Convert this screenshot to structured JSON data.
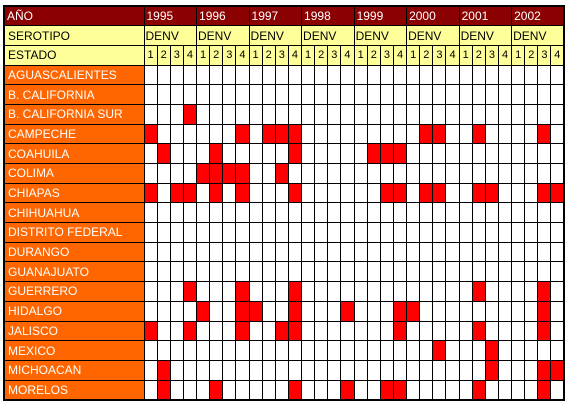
{
  "colors": {
    "header_dark": "#8b0000",
    "header_yellow": "#ffff99",
    "state_orange": "#ff6600",
    "mark_red": "#ff0000"
  },
  "header": {
    "year_label": "AÑO",
    "serotype_label": "SEROTIPO",
    "state_label": "ESTADO",
    "serotype_value": "DENV",
    "years": [
      "1995",
      "1996",
      "1997",
      "1998",
      "1999",
      "2000",
      "2001",
      "2002"
    ],
    "subcols": [
      "1",
      "2",
      "3",
      "4"
    ]
  },
  "rows": [
    {
      "name": "AGUASCALIENTES",
      "cells": "00000000000000000000000000000000"
    },
    {
      "name": "B. CALIFORNIA",
      "cells": "00000000000000000000000000000000"
    },
    {
      "name": "B. CALIFORNIA SUR",
      "cells": "00010000000000000000000000000000"
    },
    {
      "name": "CAMPECHE",
      "cells": "10000001011100000000011001000010"
    },
    {
      "name": "COAHUILA",
      "cells": "01000100000100000111000000000000"
    },
    {
      "name": "COLIMA",
      "cells": "00001111001000000000000000000000"
    },
    {
      "name": "CHIAPAS",
      "cells": "10110101000100000011011001100011"
    },
    {
      "name": "CHIHUAHUA",
      "cells": "00000000000000000000000000000000"
    },
    {
      "name": "DISTRITO FEDERAL",
      "cells": "00000000000000000000000000000000"
    },
    {
      "name": "DURANGO",
      "cells": "00000000000000000000000000000000"
    },
    {
      "name": "GUANAJUATO",
      "cells": "00000000000000000000000000000000"
    },
    {
      "name": "GUERRERO",
      "cells": "00010001000100000000000001000010"
    },
    {
      "name": "HIDALGO",
      "cells": "00001001100100010001100000000010"
    },
    {
      "name": "JALISCO",
      "cells": "10010001001100000001000001000010"
    },
    {
      "name": "MEXICO",
      "cells": "00000000000000000000001000100000"
    },
    {
      "name": "MICHOACAN",
      "cells": "01000000000000000000000000100011"
    },
    {
      "name": "MORELOS",
      "cells": "01000100000100010011000001000010"
    }
  ]
}
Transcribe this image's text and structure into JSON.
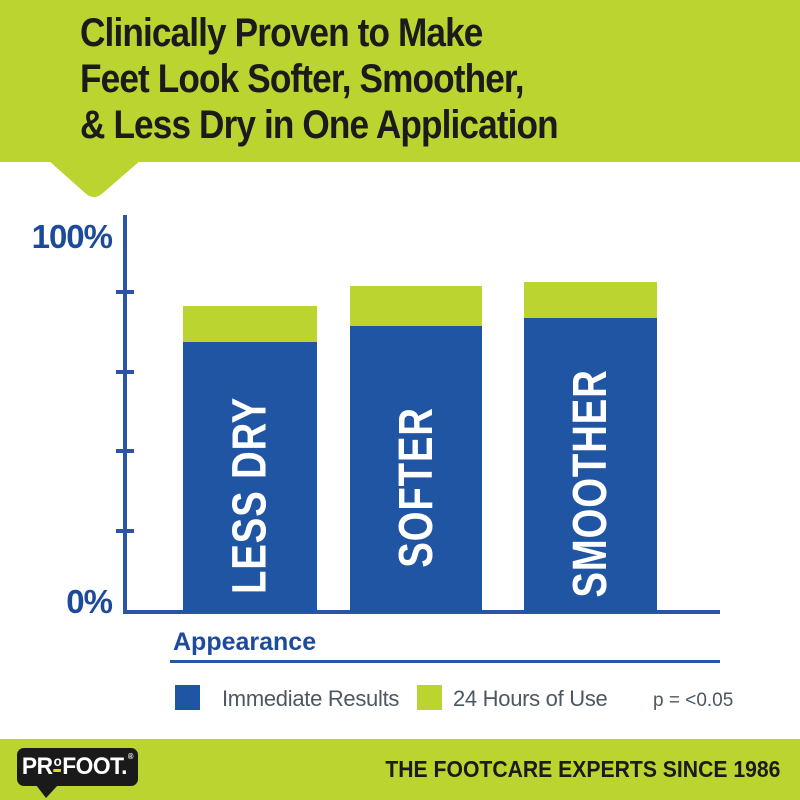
{
  "colors": {
    "brand_green": "#bcd430",
    "bar_blue": "#2055a4",
    "axis_blue": "#2b55a4",
    "label_blue": "#1d4b9a",
    "legend_text": "#4d5761",
    "logo_black": "#1a1a1a",
    "logo_underline_yellow": "#d9e021",
    "bar_label_white": "#ffffff",
    "header_text_black": "#1b1b1b"
  },
  "header": {
    "lines": [
      "Clinically Proven to Make",
      "Feet Look Softer, Smoother,",
      "& Less Dry in One Application"
    ]
  },
  "chart_data": {
    "type": "bar",
    "categories": [
      "LESS DRY",
      "SOFTER",
      "SMOOTHER"
    ],
    "series": [
      {
        "name": "Immediate Results",
        "color": "#2055a4",
        "values": [
          68,
          72,
          74
        ]
      },
      {
        "name": "24 Hours of Use",
        "color": "#bcd430",
        "values": [
          77,
          82,
          83
        ]
      }
    ],
    "title": "Clinically Proven to Make Feet Look Softer, Smoother, & Less Dry in One Application",
    "xlabel": "Appearance",
    "ylabel": "",
    "ylabel_top": "100%",
    "ylabel_bottom": "0%",
    "ylim": [
      0,
      100
    ],
    "yticks": [
      20,
      40,
      60,
      80
    ],
    "grid": false,
    "legend_position": "bottom",
    "annotation": "p = <0.05",
    "note": "24 Hours of Use values are totals; green segment is drawn above the blue Immediate Results segment"
  },
  "footer": {
    "logo": {
      "part1": "PR",
      "sup": "o",
      "part2": "FOOT.",
      "reg": "®"
    },
    "tagline": "THE FOOTCARE EXPERTS SINCE 1986"
  }
}
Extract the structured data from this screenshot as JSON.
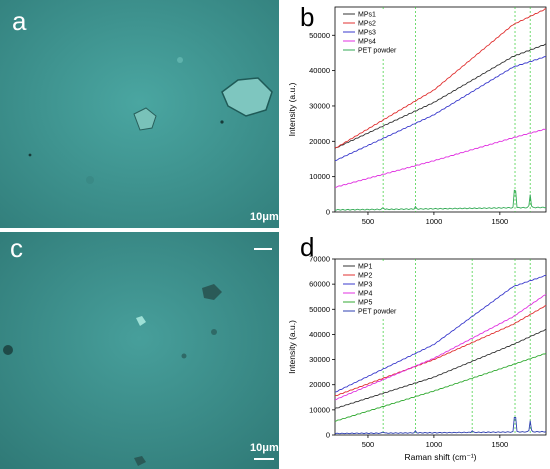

Task goal: Write out every line above exactly as it is, leaving out the pictures.

The solution:
Convert this screenshot to structured JSON data.
{
  "colors": {
    "header_dark": "#8b0000",
    "header_yellow": "#ffff99",
    "state_orange": "#ff6600",
    "mark_red": "#ff0000"
  },
  "header": {
    "year_label": "AÑO",
    "serotype_label": "SEROTIPO",
    "state_label": "ESTADO",
    "serotype_value": "DENV",
    "years": [
      "1995",
      "1996",
      "1997",
      "1998",
      "1999",
      "2000",
      "2001",
      "2002"
    ],
    "subcols": [
      "1",
      "2",
      "3",
      "4"
    ]
  },
  "rows": [
    {
      "name": "AGUASCALIENTES",
      "cells": "00000000000000000000000000000000"
    },
    {
      "name": "B. CALIFORNIA",
      "cells": "00000000000000000000000000000000"
    },
    {
      "name": "B. CALIFORNIA SUR",
      "cells": "00010000000000000000000000000000"
    },
    {
      "name": "CAMPECHE",
      "cells": "10000001011100000000011001000010"
    },
    {
      "name": "COAHUILA",
      "cells": "01000100000100000111000000000000"
    },
    {
      "name": "COLIMA",
      "cells": "00001111001000000000000000000000"
    },
    {
      "name": "CHIAPAS",
      "cells": "10110101000100000011011001100011"
    },
    {
      "name": "CHIHUAHUA",
      "cells": "00000000000000000000000000000000"
    },
    {
      "name": "DISTRITO FEDERAL",
      "cells": "00000000000000000000000000000000"
    },
    {
      "name": "DURANGO",
      "cells": "00000000000000000000000000000000"
    },
    {
      "name": "GUANAJUATO",
      "cells": "00000000000000000000000000000000"
    },
    {
      "name": "GUERRERO",
      "cells": "00010001000100000000000001000010"
    },
    {
      "name": "HIDALGO",
      "cells": "00001001100100010001100000000010"
    },
    {
      "name": "JALISCO",
      "cells": "10010001001100000001000001000010"
    },
    {
      "name": "MEXICO",
      "cells": "00000000000000000000001000100000"
    },
    {
      "name": "MICHOACAN",
      "cells": "01000000000000000000000000100011"
    },
    {
      "name": "MORELOS",
      "cells": "01000100000100010011000001000010"
    }
  ]
}
Transcribe this image's text and structure into JSON.
{
  "colors": {
    "brand_green": "#bcd430",
    "bar_blue": "#2055a4",
    "axis_blue": "#2b55a4",
    "label_blue": "#1d4b9a",
    "legend_text": "#4d5761",
    "logo_black": "#1a1a1a",
    "logo_underline_yellow": "#d9e021",
    "bar_label_white": "#ffffff",
    "header_text_black": "#1b1b1b"
  },
  "header": {
    "lines": [
      "Clinically Proven to Make",
      "Feet Look Softer, Smoother,",
      "& Less Dry in One Application"
    ]
  },
  "chart_data": {
    "type": "bar",
    "categories": [
      "LESS DRY",
      "SOFTER",
      "SMOOTHER"
    ],
    "series": [
      {
        "name": "Immediate Results",
        "color": "#2055a4",
        "values": [
          68,
          72,
          74
        ]
      },
      {
        "name": "24 Hours of Use",
        "color": "#bcd430",
        "values": [
          77,
          82,
          83
        ]
      }
    ],
    "title": "Clinically Proven to Make Feet Look Softer, Smoother, & Less Dry in One Application",
    "xlabel": "Appearance",
    "ylabel": "",
    "ylabel_top": "100%",
    "ylabel_bottom": "0%",
    "ylim": [
      0,
      100
    ],
    "yticks": [
      20,
      40,
      60,
      80
    ],
    "grid": false,
    "legend_position": "bottom",
    "annotation": "p = <0.05",
    "note": "24 Hours of Use values are totals; green segment is drawn above the blue Immediate Results segment"
  },
  "footer": {
    "logo": {
      "part1": "PR",
      "sup": "o",
      "part2": "FOOT.",
      "reg": "®"
    },
    "tagline": "THE FOOTCARE EXPERTS SINCE 1986"
  }
}
Extract the structured data from this screenshot as JSON.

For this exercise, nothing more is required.